| GOAL 1 |
List every person named in the passage about Dennis's stalled film career.
| GOAL 2 |
Extend the passage about Dennis's stalled film career, picking up after its last sentence.

| DOCUMENT |
»»

With Dennis’s film career still in the shitter, Brooke turned to her numerous friends for help. Ironically it was Brooke’s social position that ensured Dennis entry to the very Hollywood circles that wouldn’t hire him as an actor. Most were alienated by his rebellious persona. They’d be invited to some swish party with important industry figures in attendance, Dennis would start the evening quiet, even reserved, but after a few drinks — well, quite a few, actually — he’d rant and rage at everyone, say how the revolution was coming and they’d be the first lot to get it, that one day he’d make a movie and the old dinosaurs would be slain; hardly the best tactic when you’re looking for work. Poor Brooke would have to spend the following day calling everyone to apologise for her husband’s behaviour. Many of them had known Brooke since childhood and expressed sympathy with her for being married to ‘that madman’.
One person who was prepared to give Dennis a job was first-time director Curtis Harrington. He was putting together a low-budget horror movie, really low-budget, just $50,000, called Night Tide (1961), and wanted Dennis to play a sailor hopelessly in love with a mysterious woman who just might be a rampaging sea monster. It sounded kooky but it would be Dennis’s first lead role and he worked hard the whole shoot. That was until the last day, when he sunk into a deep depression because filming was coming to an end and got miserably drunk, so drunk that he got into a motorcycle accident, necessitating the whole cast and crew reconvening two weeks later to complete the movie.

««

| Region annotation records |
»»

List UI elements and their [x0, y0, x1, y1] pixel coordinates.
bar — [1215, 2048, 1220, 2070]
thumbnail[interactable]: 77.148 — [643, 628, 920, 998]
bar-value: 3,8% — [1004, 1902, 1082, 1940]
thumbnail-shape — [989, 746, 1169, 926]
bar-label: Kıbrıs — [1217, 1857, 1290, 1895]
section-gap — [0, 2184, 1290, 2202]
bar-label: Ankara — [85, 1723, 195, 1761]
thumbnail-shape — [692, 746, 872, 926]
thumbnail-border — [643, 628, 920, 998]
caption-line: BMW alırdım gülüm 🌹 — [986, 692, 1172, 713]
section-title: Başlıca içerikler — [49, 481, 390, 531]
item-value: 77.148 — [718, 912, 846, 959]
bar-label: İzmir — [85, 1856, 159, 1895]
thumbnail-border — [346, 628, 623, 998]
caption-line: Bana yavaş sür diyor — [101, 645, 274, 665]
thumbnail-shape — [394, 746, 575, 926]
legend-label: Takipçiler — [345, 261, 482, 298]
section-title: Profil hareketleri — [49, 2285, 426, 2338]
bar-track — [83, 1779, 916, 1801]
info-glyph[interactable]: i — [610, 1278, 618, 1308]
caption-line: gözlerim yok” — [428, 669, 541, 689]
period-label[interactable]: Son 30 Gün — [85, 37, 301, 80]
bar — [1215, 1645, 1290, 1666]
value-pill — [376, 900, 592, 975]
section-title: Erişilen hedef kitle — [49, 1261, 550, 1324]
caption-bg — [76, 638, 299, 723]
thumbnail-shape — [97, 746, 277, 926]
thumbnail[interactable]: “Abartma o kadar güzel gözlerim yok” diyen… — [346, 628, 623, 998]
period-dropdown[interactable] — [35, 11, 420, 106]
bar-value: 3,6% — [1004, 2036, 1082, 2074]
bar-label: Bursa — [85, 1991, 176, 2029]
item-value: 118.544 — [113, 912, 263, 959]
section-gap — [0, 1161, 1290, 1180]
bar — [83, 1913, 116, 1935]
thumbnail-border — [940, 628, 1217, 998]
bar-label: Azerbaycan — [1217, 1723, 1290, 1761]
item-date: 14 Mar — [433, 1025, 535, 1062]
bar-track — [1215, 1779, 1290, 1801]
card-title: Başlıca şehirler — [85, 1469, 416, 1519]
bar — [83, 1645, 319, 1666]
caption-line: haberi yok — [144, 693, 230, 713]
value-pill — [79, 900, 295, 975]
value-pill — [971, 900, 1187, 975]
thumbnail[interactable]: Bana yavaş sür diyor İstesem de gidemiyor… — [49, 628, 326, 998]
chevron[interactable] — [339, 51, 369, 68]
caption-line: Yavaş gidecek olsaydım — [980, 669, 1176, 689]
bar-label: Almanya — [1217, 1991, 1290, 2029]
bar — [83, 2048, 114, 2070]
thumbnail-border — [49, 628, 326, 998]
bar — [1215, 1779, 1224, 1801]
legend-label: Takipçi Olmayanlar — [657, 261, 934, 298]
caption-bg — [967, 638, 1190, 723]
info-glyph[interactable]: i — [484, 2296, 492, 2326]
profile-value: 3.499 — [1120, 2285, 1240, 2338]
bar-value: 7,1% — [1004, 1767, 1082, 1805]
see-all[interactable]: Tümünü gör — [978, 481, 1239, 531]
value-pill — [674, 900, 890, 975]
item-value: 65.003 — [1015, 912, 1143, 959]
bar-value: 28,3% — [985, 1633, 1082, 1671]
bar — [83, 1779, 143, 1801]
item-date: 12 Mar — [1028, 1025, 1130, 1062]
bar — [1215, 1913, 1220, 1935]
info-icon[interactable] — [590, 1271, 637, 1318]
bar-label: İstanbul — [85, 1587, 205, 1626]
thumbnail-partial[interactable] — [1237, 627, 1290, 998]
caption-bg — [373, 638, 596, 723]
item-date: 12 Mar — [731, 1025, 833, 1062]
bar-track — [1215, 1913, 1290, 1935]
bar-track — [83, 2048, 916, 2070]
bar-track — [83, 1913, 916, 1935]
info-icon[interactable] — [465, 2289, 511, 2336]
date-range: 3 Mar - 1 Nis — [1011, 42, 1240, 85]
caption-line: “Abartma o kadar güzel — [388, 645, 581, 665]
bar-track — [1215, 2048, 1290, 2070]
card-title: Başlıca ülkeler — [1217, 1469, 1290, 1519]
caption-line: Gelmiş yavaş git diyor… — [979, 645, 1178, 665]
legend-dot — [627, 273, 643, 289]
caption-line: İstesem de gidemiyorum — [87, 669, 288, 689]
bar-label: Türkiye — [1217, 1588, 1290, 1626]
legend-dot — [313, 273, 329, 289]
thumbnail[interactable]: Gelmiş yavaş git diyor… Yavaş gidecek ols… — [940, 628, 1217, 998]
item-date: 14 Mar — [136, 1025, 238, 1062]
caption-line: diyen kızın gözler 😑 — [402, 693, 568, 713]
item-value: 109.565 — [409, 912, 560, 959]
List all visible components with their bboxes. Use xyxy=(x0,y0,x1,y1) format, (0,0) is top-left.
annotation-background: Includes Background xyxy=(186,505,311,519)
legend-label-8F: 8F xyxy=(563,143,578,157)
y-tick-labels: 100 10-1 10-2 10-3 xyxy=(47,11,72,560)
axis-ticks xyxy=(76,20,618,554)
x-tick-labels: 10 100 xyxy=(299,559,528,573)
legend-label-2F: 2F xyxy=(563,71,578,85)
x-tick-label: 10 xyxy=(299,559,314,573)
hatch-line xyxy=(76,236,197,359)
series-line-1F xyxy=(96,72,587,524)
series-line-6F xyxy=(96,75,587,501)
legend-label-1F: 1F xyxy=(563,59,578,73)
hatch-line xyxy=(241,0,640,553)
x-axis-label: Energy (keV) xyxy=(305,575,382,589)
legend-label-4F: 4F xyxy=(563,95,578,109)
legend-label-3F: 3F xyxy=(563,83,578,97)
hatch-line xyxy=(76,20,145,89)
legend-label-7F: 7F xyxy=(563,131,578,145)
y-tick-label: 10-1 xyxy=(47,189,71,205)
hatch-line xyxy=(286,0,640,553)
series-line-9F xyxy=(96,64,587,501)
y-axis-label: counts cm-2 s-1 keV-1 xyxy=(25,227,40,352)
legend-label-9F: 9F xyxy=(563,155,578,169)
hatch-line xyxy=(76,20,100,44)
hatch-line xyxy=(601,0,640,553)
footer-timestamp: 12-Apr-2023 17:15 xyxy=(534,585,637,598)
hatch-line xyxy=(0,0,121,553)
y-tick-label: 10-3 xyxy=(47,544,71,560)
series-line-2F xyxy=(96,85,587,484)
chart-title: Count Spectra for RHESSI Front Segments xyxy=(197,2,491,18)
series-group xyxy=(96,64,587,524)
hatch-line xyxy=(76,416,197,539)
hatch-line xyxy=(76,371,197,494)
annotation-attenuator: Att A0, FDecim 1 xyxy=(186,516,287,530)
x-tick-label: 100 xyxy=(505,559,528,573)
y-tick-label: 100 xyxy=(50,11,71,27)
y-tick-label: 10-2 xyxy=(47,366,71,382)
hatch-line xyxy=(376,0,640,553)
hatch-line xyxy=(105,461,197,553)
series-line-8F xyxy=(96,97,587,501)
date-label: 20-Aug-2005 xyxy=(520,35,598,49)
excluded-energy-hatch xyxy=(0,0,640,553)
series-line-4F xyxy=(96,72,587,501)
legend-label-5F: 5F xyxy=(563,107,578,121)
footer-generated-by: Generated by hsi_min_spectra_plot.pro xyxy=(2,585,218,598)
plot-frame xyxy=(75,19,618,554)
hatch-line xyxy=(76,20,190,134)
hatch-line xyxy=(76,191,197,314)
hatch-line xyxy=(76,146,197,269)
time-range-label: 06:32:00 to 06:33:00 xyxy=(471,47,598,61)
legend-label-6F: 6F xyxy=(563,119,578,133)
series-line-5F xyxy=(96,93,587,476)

««

| WRITTEN REPLY 1 |
Dennis, Brooke, Curtis Harrington

| WRITTEN REPLY 2 |
Drink and Dennis were now happy comrades. As a teen he’d been very much a beer man, but in Hollywood beer was seen as uncouth; people were drinking Martini instead. ‘At first, I thought the stuff tasted awful,’ said Dennis. ‘It’s an acquired taste, I acquired it.’
When Brooke gave birth in 1962 to a daughter, christened Marin, she must have hoped fatherhood would calm Dennis down. Far from it. There was a revolution going on outside, in the streets, and Dennis wanted desperately to be part of it. This was the burgeoning era of free love and abundant drugs and Dennis began experimenting with hallucinogenics, barbiturates and speed. ‘The sixties was just one big drug party,’ he said, a party that lasted twenty years and almost claimed his life.
I’m not even supposed to know girls like that exist.
After his Broadway flop Warren Beatty was to find another mentor in Elia Kazan, who fastened on to the young hopeful straight away. ‘He was awkward in a way that was attractive,’ said Kazan. ‘He was very, very ambitious. He had a lot of hunger.’ Immediately the director launched Warren’s film debut Splendour in the Grass (1961), yet another in a long line of movies exploring how shitty it was to be a teenager with a hard on and square parents.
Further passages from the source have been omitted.